• Dataset entries
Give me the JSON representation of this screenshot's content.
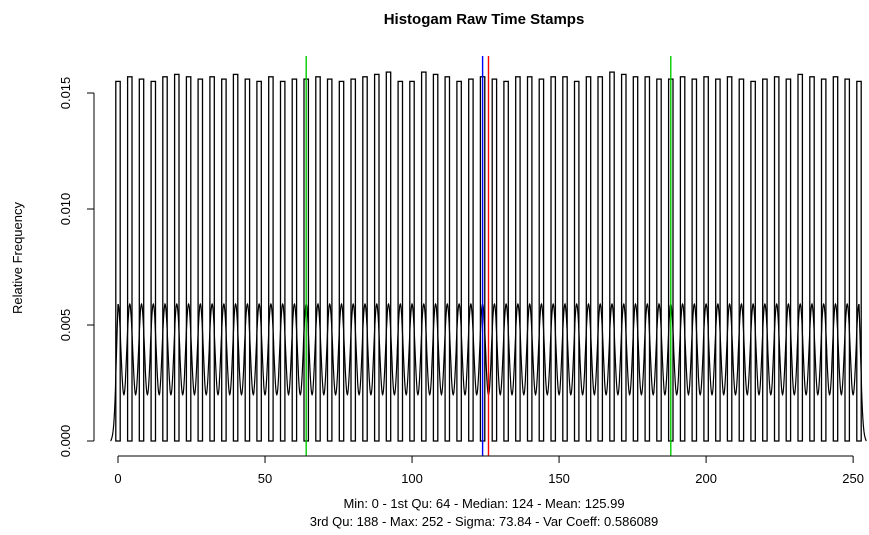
{
  "chart_data": {
    "type": "bar",
    "title": "Histogam Raw Time Stamps",
    "xlabel": "",
    "ylabel": "Relative Frequency",
    "xlim": [
      -3,
      255
    ],
    "ylim": [
      0,
      0.016
    ],
    "x_ticks": [
      0,
      50,
      100,
      150,
      200,
      250
    ],
    "y_ticks": [
      0.0,
      0.005,
      0.01,
      0.015
    ],
    "x_tick_labels": [
      "0",
      "50",
      "100",
      "150",
      "200",
      "250"
    ],
    "y_tick_labels": [
      "0.000",
      "0.005",
      "0.010",
      "0.015"
    ],
    "grid": false,
    "bars": {
      "x": [
        0,
        4,
        8,
        12,
        16,
        20,
        24,
        28,
        32,
        36,
        40,
        44,
        48,
        52,
        56,
        60,
        64,
        68,
        72,
        76,
        80,
        84,
        88,
        92,
        96,
        100,
        104,
        108,
        112,
        116,
        120,
        124,
        128,
        132,
        136,
        140,
        144,
        148,
        152,
        156,
        160,
        164,
        168,
        172,
        176,
        180,
        184,
        188,
        192,
        196,
        200,
        204,
        208,
        212,
        216,
        220,
        224,
        228,
        232,
        236,
        240,
        244,
        248,
        252
      ],
      "values": [
        0.0155,
        0.0157,
        0.0156,
        0.0155,
        0.0157,
        0.0158,
        0.0157,
        0.0156,
        0.0157,
        0.0156,
        0.0158,
        0.0156,
        0.0155,
        0.0157,
        0.0155,
        0.0156,
        0.0156,
        0.0157,
        0.0156,
        0.0155,
        0.0156,
        0.0157,
        0.0158,
        0.0159,
        0.0155,
        0.0155,
        0.0159,
        0.0158,
        0.0157,
        0.0155,
        0.0156,
        0.0157,
        0.0156,
        0.0155,
        0.0157,
        0.0157,
        0.0156,
        0.0157,
        0.0157,
        0.0155,
        0.0157,
        0.0157,
        0.0159,
        0.0158,
        0.0157,
        0.0157,
        0.0156,
        0.0156,
        0.0157,
        0.0156,
        0.0157,
        0.0156,
        0.0157,
        0.0156,
        0.0155,
        0.0156,
        0.0157,
        0.0156,
        0.0158,
        0.0157,
        0.0156,
        0.0157,
        0.0156,
        0.0155
      ]
    },
    "density_curve": {
      "description_peak": 0.0059,
      "description_trough": 0.002
    },
    "vertical_lines": [
      {
        "name": "1st Qu",
        "x": 64,
        "color": "#00cc00"
      },
      {
        "name": "Median",
        "x": 124,
        "color": "#0000ff"
      },
      {
        "name": "Mean",
        "x": 125.99,
        "color": "#ff0000"
      },
      {
        "name": "3rd Qu",
        "x": 188,
        "color": "#00cc00"
      }
    ],
    "summary_line1": "Min: 0 - 1st Qu: 64 - Median: 124 - Mean: 125.99",
    "summary_line2": "3rd Qu: 188 - Max: 252 - Sigma: 73.84 - Var Coeff: 0.586089"
  }
}
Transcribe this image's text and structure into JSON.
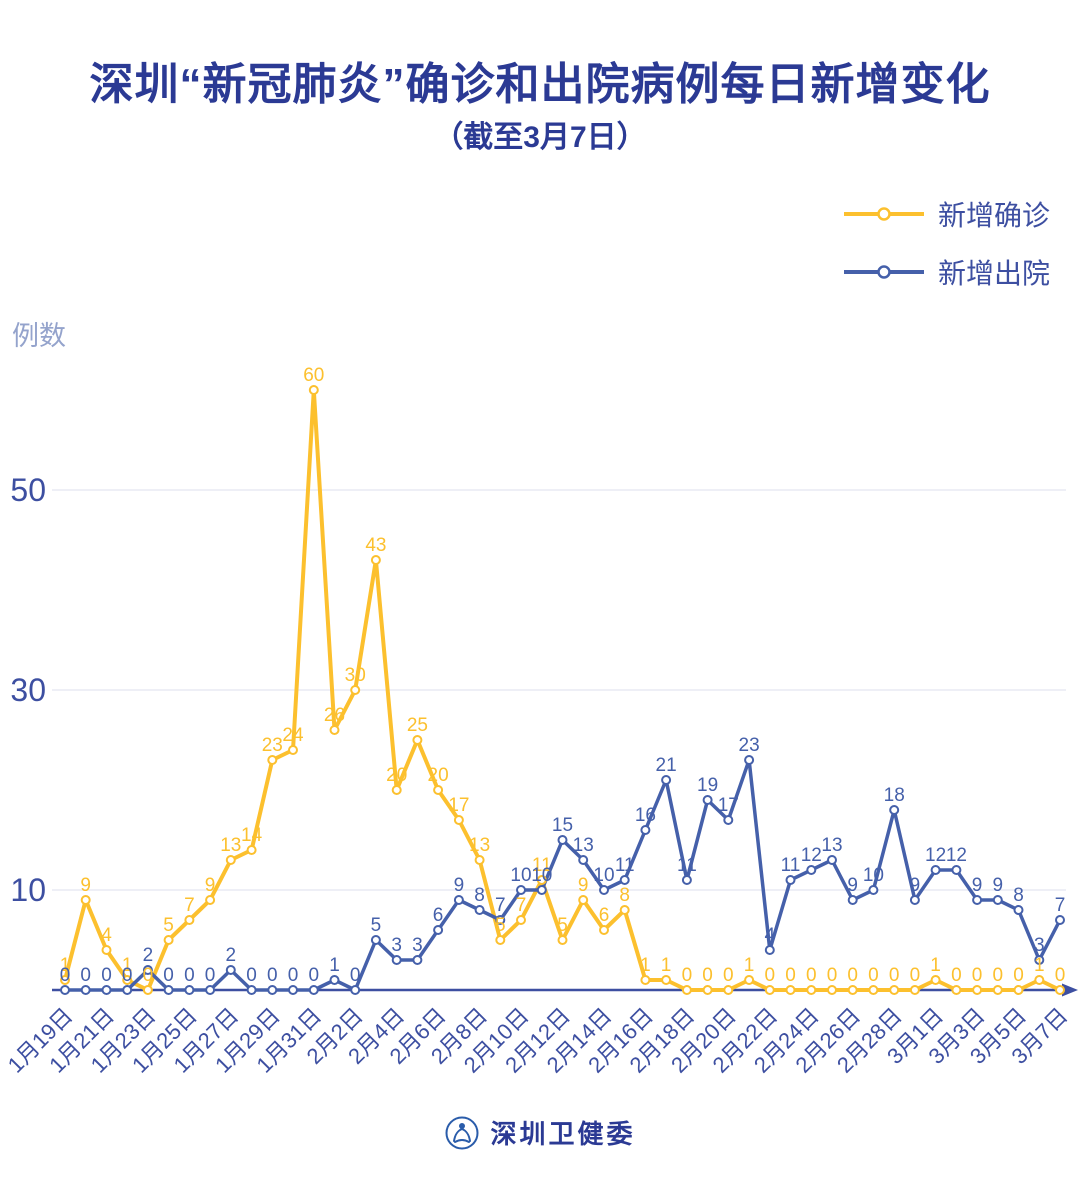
{
  "title": "深圳“新冠肺炎”确诊和出院病例每日新增变化",
  "subtitle": "（截至3月7日）",
  "footer": {
    "org_name": "深圳卫健委"
  },
  "legend": [
    {
      "label": "新增确诊",
      "color": "#fcc02e"
    },
    {
      "label": "新增出院",
      "color": "#4560aa"
    }
  ],
  "colors": {
    "title": "#2b3a94",
    "axis": "#3d4fa1",
    "grid": "#e8eaf3",
    "ylabel": "#94a3cc",
    "confirmed": "#fcc02e",
    "discharged": "#4560aa",
    "background": "#ffffff"
  },
  "chart_data": {
    "type": "line",
    "title": "深圳“新冠肺炎”确诊和出院病例每日新增变化（截至3月7日）",
    "ylabel": "例数",
    "xlabel": "",
    "yticks": [
      10,
      30,
      50
    ],
    "ylim": [
      0,
      62
    ],
    "grid": "horizontal-only",
    "legend_position": "top-right",
    "markers": "hollow-circle",
    "data_labels": true,
    "x_tick_step": 2,
    "x": [
      "1月19日",
      "1月20日",
      "1月21日",
      "1月22日",
      "1月23日",
      "1月24日",
      "1月25日",
      "1月26日",
      "1月27日",
      "1月28日",
      "1月29日",
      "1月30日",
      "1月31日",
      "2月1日",
      "2月2日",
      "2月3日",
      "2月4日",
      "2月5日",
      "2月6日",
      "2月7日",
      "2月8日",
      "2月9日",
      "2月10日",
      "2月11日",
      "2月12日",
      "2月13日",
      "2月14日",
      "2月15日",
      "2月16日",
      "2月17日",
      "2月18日",
      "2月19日",
      "2月20日",
      "2月21日",
      "2月22日",
      "2月23日",
      "2月24日",
      "2月25日",
      "2月26日",
      "2月27日",
      "2月28日",
      "2月29日",
      "3月1日",
      "3月2日",
      "3月3日",
      "3月4日",
      "3月5日",
      "3月6日",
      "3月7日"
    ],
    "series": [
      {
        "name": "新增确诊",
        "color": "#fcc02e",
        "values": [
          1,
          9,
          4,
          1,
          0,
          5,
          7,
          9,
          13,
          14,
          23,
          24,
          60,
          26,
          30,
          43,
          20,
          25,
          20,
          17,
          13,
          5,
          7,
          11,
          5,
          9,
          6,
          8,
          1,
          1,
          0,
          0,
          0,
          1,
          0,
          0,
          0,
          0,
          0,
          0,
          0,
          0,
          1,
          0,
          0,
          0,
          0,
          1,
          0
        ]
      },
      {
        "name": "新增出院",
        "color": "#4560aa",
        "values": [
          0,
          0,
          0,
          0,
          2,
          0,
          0,
          0,
          2,
          0,
          0,
          0,
          0,
          1,
          0,
          5,
          3,
          3,
          6,
          9,
          8,
          7,
          10,
          10,
          15,
          13,
          10,
          11,
          16,
          21,
          11,
          19,
          17,
          23,
          4,
          11,
          12,
          13,
          9,
          10,
          18,
          9,
          12,
          12,
          9,
          9,
          8,
          3,
          7
        ]
      }
    ]
  }
}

• What needs to be done
Transcribe all the records above word for word, without their images.

• Completed task
Give me the JSON representation of this screenshot's content.
{
  "chart_data": {
    "type": "bar",
    "title": "Histogam Raw Time Stamps",
    "xlabel": "",
    "ylabel": "Relative Frequency",
    "xlim": [
      -3,
      255
    ],
    "ylim": [
      0,
      0.016
    ],
    "x_ticks": [
      0,
      50,
      100,
      150,
      200,
      250
    ],
    "y_ticks": [
      0.0,
      0.005,
      0.01,
      0.015
    ],
    "x_tick_labels": [
      "0",
      "50",
      "100",
      "150",
      "200",
      "250"
    ],
    "y_tick_labels": [
      "0.000",
      "0.005",
      "0.010",
      "0.015"
    ],
    "grid": false,
    "bars": {
      "x": [
        0,
        4,
        8,
        12,
        16,
        20,
        24,
        28,
        32,
        36,
        40,
        44,
        48,
        52,
        56,
        60,
        64,
        68,
        72,
        76,
        80,
        84,
        88,
        92,
        96,
        100,
        104,
        108,
        112,
        116,
        120,
        124,
        128,
        132,
        136,
        140,
        144,
        148,
        152,
        156,
        160,
        164,
        168,
        172,
        176,
        180,
        184,
        188,
        192,
        196,
        200,
        204,
        208,
        212,
        216,
        220,
        224,
        228,
        232,
        236,
        240,
        244,
        248,
        252
      ],
      "values": [
        0.0155,
        0.0157,
        0.0156,
        0.0155,
        0.0157,
        0.0158,
        0.0157,
        0.0156,
        0.0157,
        0.0156,
        0.0158,
        0.0156,
        0.0155,
        0.0157,
        0.0155,
        0.0156,
        0.0156,
        0.0157,
        0.0156,
        0.0155,
        0.0156,
        0.0157,
        0.0158,
        0.0159,
        0.0155,
        0.0155,
        0.0159,
        0.0158,
        0.0157,
        0.0155,
        0.0156,
        0.0157,
        0.0156,
        0.0155,
        0.0157,
        0.0157,
        0.0156,
        0.0157,
        0.0157,
        0.0155,
        0.0157,
        0.0157,
        0.0159,
        0.0158,
        0.0157,
        0.0157,
        0.0156,
        0.0156,
        0.0157,
        0.0156,
        0.0157,
        0.0156,
        0.0157,
        0.0156,
        0.0155,
        0.0156,
        0.0157,
        0.0156,
        0.0158,
        0.0157,
        0.0156,
        0.0157,
        0.0156,
        0.0155
      ]
    },
    "density_curve": {
      "description_peak": 0.0059,
      "description_trough": 0.002
    },
    "vertical_lines": [
      {
        "name": "1st Qu",
        "x": 64,
        "color": "#00cc00"
      },
      {
        "name": "Median",
        "x": 124,
        "color": "#0000ff"
      },
      {
        "name": "Mean",
        "x": 125.99,
        "color": "#ff0000"
      },
      {
        "name": "3rd Qu",
        "x": 188,
        "color": "#00cc00"
      }
    ],
    "summary_line1": "Min: 0 - 1st Qu: 64 - Median: 124 - Mean: 125.99",
    "summary_line2": "3rd Qu: 188 - Max: 252 - Sigma: 73.84 - Var Coeff: 0.586089"
  }
}
Transcribe this image's text and structure into JSON.
{
  "title": "深圳“新冠肺炎”确诊和出院病例每日新增变化",
  "subtitle": "（截至3月7日）",
  "footer": {
    "org_name": "深圳卫健委"
  },
  "legend": [
    {
      "label": "新增确诊",
      "color": "#fcc02e"
    },
    {
      "label": "新增出院",
      "color": "#4560aa"
    }
  ],
  "colors": {
    "title": "#2b3a94",
    "axis": "#3d4fa1",
    "grid": "#e8eaf3",
    "ylabel": "#94a3cc",
    "confirmed": "#fcc02e",
    "discharged": "#4560aa",
    "background": "#ffffff"
  },
  "chart_data": {
    "type": "line",
    "title": "深圳“新冠肺炎”确诊和出院病例每日新增变化（截至3月7日）",
    "ylabel": "例数",
    "xlabel": "",
    "yticks": [
      10,
      30,
      50
    ],
    "ylim": [
      0,
      62
    ],
    "grid": "horizontal-only",
    "legend_position": "top-right",
    "markers": "hollow-circle",
    "data_labels": true,
    "x_tick_step": 2,
    "x": [
      "1月19日",
      "1月20日",
      "1月21日",
      "1月22日",
      "1月23日",
      "1月24日",
      "1月25日",
      "1月26日",
      "1月27日",
      "1月28日",
      "1月29日",
      "1月30日",
      "1月31日",
      "2月1日",
      "2月2日",
      "2月3日",
      "2月4日",
      "2月5日",
      "2月6日",
      "2月7日",
      "2月8日",
      "2月9日",
      "2月10日",
      "2月11日",
      "2月12日",
      "2月13日",
      "2月14日",
      "2月15日",
      "2月16日",
      "2月17日",
      "2月18日",
      "2月19日",
      "2月20日",
      "2月21日",
      "2月22日",
      "2月23日",
      "2月24日",
      "2月25日",
      "2月26日",
      "2月27日",
      "2月28日",
      "2月29日",
      "3月1日",
      "3月2日",
      "3月3日",
      "3月4日",
      "3月5日",
      "3月6日",
      "3月7日"
    ],
    "series": [
      {
        "name": "新增确诊",
        "color": "#fcc02e",
        "values": [
          1,
          9,
          4,
          1,
          0,
          5,
          7,
          9,
          13,
          14,
          23,
          24,
          60,
          26,
          30,
          43,
          20,
          25,
          20,
          17,
          13,
          5,
          7,
          11,
          5,
          9,
          6,
          8,
          1,
          1,
          0,
          0,
          0,
          1,
          0,
          0,
          0,
          0,
          0,
          0,
          0,
          0,
          1,
          0,
          0,
          0,
          0,
          1,
          0
        ]
      },
      {
        "name": "新增出院",
        "color": "#4560aa",
        "values": [
          0,
          0,
          0,
          0,
          2,
          0,
          0,
          0,
          2,
          0,
          0,
          0,
          0,
          1,
          0,
          5,
          3,
          3,
          6,
          9,
          8,
          7,
          10,
          10,
          15,
          13,
          10,
          11,
          16,
          21,
          11,
          19,
          17,
          23,
          4,
          11,
          12,
          13,
          9,
          10,
          18,
          9,
          12,
          12,
          9,
          9,
          8,
          3,
          7
        ]
      }
    ]
  }
}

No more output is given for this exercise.